● **Текст страницы**:
В Детском музыкальном театре имени Н. И. Сац появился декаDance-балет

Худрук балета Детского музыкального театра Кирилл Симонов давно очарован атмосферой начала ХХ века – еще в 2009 году он поставил в Мариинском театре «Стеклянное сердце» на музыку Александра фон Цемлинского. Но тогда его еще интересовали люди – он рассказывал историю треугольника Малер – Альма – Цемлинский. Теперь его интересует чистый дух эпохи, и он на музыку Рихарда Штрауса ставит бессюжетный балет. Называет его «RichardCapriccio».

Хореограф сам собрал музыкальную конструкцию балета, соединив пьесы Штрауса из цикла «Пять пьес для фортепиано» с циклом «Четыре последние песни» и арией Графини из оперы Capriccio. Фортепианные пьесы (порученные Дарье Смирновой) начинаются с первой, далее следуют четвертая, вторая и третья. Меж ними вступает сопрано Людмила Бодрова, и звучат «Весна», «Сентябрь», «Отход ко сну» и «На закате». Финальный монолог Графини в финал и поставлен. Каждая из пьес/песен становится аккомпанементом к сменяющимся на сцене дуэтам и небольшим ансамблям.

● **Рабочее задание 1**:
Согласно тексту о балете, в каком театре и в каком году Кирилл Симонов поставил «Стеклянное сердце»?
● **Рабочее задание 2**:
Перепишите слово в слово фрагмент текста о балете: всё от слов «Хореограф сам собрал» вплоть до слов «и небольшим ансамблям.».

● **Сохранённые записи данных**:
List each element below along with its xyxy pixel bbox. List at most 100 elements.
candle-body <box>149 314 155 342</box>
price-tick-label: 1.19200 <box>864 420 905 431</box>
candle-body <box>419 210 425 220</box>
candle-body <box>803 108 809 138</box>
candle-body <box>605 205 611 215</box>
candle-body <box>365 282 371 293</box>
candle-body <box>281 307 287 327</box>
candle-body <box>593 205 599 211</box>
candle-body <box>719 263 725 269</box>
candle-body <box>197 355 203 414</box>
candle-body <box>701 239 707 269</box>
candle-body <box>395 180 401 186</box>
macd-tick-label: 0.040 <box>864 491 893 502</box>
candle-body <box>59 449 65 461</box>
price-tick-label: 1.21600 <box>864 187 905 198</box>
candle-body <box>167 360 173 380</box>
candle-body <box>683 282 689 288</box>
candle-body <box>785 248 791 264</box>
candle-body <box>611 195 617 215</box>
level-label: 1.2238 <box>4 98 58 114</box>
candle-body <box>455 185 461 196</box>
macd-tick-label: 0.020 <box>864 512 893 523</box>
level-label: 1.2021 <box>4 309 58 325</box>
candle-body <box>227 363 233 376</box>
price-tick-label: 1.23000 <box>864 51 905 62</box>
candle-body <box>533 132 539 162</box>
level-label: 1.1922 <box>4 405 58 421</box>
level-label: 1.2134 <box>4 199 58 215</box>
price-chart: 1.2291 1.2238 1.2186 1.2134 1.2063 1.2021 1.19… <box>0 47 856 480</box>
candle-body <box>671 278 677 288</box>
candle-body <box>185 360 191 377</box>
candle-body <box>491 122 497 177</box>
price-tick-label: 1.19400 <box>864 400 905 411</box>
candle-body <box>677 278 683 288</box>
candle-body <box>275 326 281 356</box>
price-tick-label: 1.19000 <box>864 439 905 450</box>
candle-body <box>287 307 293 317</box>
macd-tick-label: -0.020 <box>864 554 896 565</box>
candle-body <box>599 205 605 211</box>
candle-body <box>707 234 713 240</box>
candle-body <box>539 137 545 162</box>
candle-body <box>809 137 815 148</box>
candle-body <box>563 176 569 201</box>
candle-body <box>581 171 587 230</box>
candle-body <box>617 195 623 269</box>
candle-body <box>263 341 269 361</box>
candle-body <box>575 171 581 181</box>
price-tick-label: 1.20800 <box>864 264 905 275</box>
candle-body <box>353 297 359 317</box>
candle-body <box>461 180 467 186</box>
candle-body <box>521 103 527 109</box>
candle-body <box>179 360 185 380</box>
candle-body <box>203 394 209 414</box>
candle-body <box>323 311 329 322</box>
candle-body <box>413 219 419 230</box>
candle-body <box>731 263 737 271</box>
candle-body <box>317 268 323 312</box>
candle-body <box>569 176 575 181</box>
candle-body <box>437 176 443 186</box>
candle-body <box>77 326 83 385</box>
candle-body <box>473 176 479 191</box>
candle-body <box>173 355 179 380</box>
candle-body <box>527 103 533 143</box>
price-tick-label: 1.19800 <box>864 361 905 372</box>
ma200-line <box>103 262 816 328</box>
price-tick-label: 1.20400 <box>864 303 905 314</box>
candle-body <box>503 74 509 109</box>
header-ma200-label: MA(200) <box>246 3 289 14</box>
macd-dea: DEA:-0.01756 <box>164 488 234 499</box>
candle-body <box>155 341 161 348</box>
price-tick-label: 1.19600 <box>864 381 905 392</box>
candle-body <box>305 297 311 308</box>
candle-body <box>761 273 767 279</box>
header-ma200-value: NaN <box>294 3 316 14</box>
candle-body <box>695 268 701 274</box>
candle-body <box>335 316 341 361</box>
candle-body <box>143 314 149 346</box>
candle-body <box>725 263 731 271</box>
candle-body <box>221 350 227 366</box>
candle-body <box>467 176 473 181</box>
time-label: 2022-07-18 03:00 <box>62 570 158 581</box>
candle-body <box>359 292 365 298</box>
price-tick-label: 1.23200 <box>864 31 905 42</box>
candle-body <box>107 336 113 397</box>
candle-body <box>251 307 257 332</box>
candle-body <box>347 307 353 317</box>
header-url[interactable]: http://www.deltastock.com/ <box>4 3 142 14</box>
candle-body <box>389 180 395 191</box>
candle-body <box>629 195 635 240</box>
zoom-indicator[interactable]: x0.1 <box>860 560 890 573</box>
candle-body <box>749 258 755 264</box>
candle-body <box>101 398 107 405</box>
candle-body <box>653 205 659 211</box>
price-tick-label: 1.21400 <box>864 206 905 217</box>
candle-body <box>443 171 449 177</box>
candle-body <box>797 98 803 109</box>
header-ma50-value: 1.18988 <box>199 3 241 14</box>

● **Результат 1**:
В Мариинском театре в 2009 году.

● **Результат 2**:
Хореограф сам собрал музыкальную конструкцию балета, соединив пьесы Штрауса из цикла «Пять пьес для фортепиано» с циклом «Четыре последние песни» и арией Графини из оперы Capriccio. Фортепианные пьесы (порученные Дарье Смирновой) начинаются с первой, далее следуют четвертая, вторая и третья. Меж ними вступает сопрано Людмила Бодрова, и звучат «Весна», «Сентябрь», «Отход ко сну» и «На закате». Финальный монолог Графини в финал и поставлен. Каждая из пьес/песен становится аккомпанементом к сменяющимся на сцене дуэтам и небольшим ансамблям.